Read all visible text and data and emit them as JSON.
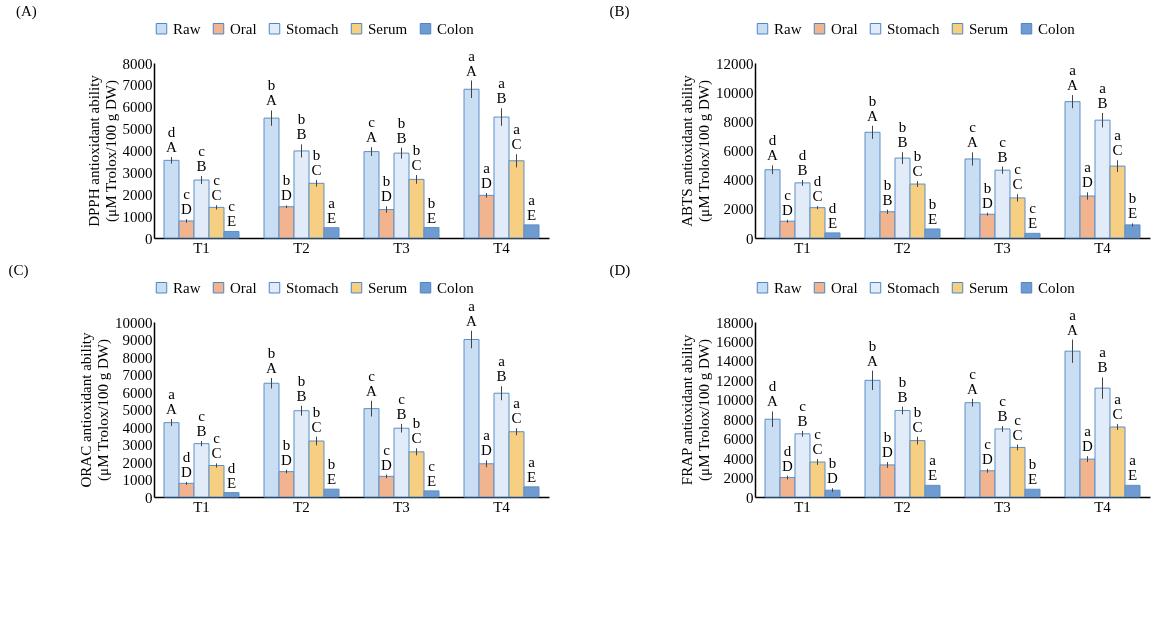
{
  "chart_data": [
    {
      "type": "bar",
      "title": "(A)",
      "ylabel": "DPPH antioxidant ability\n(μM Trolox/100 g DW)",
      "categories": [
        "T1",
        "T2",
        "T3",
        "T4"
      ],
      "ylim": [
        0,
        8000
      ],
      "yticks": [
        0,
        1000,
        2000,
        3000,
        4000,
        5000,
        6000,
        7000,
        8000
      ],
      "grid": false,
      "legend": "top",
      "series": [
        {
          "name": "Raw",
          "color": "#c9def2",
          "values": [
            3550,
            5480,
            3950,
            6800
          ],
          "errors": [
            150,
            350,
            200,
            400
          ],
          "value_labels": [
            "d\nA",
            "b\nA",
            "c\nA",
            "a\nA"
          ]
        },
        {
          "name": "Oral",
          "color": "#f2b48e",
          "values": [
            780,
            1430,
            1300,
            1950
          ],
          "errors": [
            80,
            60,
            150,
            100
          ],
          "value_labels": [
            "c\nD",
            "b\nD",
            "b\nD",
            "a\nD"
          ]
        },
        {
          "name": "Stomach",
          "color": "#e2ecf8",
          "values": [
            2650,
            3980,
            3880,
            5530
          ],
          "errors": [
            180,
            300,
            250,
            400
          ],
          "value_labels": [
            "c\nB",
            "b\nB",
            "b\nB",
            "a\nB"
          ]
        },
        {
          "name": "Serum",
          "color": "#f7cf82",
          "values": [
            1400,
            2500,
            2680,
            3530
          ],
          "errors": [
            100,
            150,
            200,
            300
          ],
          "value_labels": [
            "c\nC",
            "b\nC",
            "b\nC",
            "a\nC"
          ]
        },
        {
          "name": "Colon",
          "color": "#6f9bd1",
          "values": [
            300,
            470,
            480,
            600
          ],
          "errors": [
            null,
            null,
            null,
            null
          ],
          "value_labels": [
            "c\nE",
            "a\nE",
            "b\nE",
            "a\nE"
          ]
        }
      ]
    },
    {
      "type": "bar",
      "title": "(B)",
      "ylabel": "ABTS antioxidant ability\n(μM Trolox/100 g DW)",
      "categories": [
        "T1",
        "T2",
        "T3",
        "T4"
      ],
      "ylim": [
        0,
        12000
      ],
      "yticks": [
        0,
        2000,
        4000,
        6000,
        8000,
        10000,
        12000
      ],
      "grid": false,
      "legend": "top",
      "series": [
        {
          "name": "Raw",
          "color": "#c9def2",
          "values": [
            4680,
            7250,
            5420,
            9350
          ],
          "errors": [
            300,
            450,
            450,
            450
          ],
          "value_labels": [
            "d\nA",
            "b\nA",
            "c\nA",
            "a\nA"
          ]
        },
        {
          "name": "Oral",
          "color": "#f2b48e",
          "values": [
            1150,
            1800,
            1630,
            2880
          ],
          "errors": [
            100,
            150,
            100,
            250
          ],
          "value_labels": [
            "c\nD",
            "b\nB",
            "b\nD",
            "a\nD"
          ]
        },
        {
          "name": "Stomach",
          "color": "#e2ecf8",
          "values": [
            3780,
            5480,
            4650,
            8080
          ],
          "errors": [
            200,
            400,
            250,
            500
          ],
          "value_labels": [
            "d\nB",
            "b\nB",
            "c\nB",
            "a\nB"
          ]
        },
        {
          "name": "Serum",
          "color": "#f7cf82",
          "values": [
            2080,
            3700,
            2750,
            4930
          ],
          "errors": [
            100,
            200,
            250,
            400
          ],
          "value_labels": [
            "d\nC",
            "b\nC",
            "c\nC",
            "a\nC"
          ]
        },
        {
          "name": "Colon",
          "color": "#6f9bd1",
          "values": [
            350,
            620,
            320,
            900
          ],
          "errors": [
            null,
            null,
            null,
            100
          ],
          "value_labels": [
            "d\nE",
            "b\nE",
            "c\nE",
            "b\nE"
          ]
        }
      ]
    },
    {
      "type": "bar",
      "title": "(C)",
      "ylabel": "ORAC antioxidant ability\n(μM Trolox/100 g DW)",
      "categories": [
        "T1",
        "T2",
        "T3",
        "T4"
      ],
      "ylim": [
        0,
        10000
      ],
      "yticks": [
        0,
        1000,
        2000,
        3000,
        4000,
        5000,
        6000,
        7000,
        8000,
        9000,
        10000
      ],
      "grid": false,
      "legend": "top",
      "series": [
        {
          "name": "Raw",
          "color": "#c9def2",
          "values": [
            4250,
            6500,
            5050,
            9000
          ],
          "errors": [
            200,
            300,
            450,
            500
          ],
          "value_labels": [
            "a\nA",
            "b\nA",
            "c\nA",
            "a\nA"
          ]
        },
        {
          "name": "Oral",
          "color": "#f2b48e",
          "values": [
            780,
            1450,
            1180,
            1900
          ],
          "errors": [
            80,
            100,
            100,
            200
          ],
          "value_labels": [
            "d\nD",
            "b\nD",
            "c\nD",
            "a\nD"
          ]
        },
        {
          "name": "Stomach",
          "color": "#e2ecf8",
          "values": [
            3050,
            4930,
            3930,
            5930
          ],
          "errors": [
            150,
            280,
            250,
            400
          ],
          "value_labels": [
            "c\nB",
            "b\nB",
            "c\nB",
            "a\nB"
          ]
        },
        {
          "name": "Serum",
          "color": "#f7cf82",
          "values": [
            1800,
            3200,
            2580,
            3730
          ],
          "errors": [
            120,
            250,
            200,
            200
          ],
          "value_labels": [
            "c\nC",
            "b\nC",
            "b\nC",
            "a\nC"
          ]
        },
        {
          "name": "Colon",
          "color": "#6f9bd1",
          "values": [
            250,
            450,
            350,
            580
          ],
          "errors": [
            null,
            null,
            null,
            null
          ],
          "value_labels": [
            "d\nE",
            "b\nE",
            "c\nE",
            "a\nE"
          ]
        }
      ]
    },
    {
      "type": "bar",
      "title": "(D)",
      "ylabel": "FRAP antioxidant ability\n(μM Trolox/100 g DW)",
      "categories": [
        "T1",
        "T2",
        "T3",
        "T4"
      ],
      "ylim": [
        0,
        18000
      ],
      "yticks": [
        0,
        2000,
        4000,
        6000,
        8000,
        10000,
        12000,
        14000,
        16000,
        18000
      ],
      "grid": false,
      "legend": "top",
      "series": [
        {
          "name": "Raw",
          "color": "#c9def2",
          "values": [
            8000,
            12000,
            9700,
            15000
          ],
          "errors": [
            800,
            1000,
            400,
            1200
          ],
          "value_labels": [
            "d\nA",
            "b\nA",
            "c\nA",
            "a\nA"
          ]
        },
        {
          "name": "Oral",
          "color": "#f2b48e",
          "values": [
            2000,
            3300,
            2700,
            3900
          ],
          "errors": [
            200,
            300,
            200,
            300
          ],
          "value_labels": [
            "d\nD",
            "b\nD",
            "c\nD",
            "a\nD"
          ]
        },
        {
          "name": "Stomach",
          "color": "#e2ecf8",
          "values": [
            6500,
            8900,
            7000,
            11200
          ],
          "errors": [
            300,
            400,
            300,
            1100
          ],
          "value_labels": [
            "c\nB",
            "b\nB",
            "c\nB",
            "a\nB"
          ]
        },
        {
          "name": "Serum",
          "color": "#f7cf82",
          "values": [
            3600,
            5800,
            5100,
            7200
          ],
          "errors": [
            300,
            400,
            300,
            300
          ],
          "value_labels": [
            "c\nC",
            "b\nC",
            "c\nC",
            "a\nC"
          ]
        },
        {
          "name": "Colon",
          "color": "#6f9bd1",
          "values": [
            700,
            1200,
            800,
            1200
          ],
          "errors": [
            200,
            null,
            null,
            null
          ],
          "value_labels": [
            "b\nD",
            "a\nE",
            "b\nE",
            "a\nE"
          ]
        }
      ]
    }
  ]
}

-----

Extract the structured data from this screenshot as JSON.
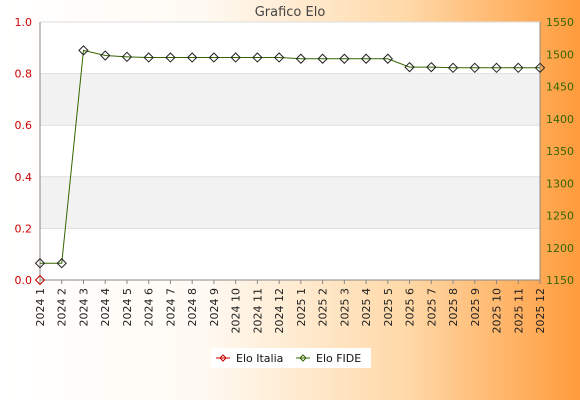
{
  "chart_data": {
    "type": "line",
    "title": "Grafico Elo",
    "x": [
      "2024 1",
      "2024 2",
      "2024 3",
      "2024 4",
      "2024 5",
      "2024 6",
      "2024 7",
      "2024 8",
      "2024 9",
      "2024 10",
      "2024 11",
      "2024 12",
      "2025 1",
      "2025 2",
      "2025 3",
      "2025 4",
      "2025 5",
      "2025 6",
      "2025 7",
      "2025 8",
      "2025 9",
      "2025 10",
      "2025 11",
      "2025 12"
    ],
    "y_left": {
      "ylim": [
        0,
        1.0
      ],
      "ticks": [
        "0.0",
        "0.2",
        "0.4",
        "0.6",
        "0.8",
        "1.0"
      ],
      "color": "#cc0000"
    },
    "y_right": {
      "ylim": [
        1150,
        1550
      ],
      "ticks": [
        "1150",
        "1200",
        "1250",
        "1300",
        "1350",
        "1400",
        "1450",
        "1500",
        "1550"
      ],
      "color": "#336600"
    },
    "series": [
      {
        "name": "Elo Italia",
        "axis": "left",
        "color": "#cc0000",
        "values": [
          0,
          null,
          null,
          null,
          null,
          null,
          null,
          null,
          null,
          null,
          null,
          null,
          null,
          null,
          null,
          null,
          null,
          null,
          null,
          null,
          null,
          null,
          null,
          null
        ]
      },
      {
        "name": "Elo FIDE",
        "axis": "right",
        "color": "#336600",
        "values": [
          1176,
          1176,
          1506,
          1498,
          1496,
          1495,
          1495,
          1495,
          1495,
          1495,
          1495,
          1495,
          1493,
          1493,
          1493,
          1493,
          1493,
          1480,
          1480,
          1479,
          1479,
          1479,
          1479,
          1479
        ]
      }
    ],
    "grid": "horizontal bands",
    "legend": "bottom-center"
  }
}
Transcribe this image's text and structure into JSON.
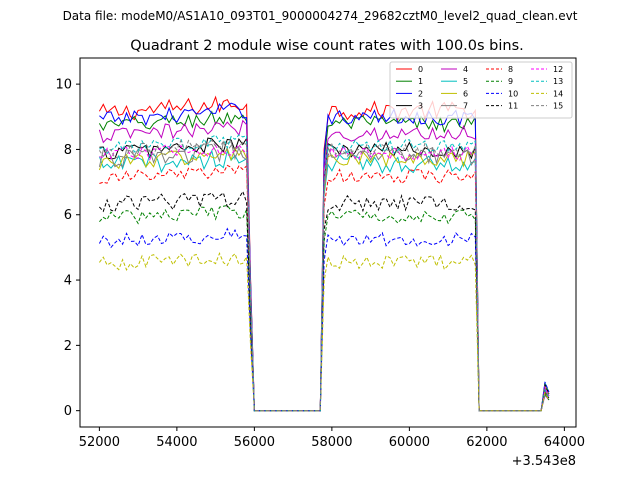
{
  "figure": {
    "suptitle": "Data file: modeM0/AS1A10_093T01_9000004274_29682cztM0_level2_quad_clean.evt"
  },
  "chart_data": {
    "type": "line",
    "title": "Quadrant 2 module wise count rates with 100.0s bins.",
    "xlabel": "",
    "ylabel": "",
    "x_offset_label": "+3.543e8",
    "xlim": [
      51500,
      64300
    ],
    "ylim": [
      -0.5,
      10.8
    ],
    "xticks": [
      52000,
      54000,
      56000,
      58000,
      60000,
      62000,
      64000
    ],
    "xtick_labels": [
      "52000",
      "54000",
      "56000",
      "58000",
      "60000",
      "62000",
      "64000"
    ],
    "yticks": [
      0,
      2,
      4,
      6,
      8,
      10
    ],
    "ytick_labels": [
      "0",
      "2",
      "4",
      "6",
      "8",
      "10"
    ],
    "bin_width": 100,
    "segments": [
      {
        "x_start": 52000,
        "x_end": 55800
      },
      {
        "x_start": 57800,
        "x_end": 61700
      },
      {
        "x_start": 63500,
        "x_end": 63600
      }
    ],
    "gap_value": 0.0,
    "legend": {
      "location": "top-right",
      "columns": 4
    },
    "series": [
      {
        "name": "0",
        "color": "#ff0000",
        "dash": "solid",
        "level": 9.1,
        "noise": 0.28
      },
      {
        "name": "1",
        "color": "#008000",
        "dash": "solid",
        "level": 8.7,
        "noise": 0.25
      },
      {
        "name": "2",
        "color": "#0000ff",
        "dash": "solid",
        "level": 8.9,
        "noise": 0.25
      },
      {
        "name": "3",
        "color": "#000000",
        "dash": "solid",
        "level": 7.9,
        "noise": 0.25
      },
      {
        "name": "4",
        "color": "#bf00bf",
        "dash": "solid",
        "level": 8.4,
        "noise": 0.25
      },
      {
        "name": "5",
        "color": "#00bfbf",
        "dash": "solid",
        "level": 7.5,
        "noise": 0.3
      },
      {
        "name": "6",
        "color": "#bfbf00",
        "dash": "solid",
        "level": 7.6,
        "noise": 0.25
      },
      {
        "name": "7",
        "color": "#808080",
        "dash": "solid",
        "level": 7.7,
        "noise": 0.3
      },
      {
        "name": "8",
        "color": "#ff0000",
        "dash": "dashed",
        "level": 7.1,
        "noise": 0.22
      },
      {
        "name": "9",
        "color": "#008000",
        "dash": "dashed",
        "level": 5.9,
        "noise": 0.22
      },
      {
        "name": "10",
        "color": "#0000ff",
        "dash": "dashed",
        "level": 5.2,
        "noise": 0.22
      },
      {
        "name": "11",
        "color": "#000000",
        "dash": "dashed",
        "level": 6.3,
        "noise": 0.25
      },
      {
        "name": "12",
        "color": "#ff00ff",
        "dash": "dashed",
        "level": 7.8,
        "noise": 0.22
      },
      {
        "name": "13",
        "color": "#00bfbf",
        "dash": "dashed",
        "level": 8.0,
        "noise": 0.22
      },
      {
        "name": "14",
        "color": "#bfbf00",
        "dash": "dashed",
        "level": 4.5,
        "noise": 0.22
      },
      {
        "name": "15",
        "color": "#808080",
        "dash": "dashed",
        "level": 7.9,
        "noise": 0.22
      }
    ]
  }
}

-----

Search the entries for the string "Trolox" and collect each line that has it.

Solution for this problem.
      "ylabel": "DPPH antioxidant ability\n(μM Trolox/100 g DW)",
      "ylabel": "ABTS antioxidant ability\n(μM Trolox/100 g DW)",
      "ylabel": "ORAC antioxidant ability\n(μM Trolox/100 g DW)",
      "ylabel": "FRAP antioxidant ability\n(μM Trolox/100 g DW)",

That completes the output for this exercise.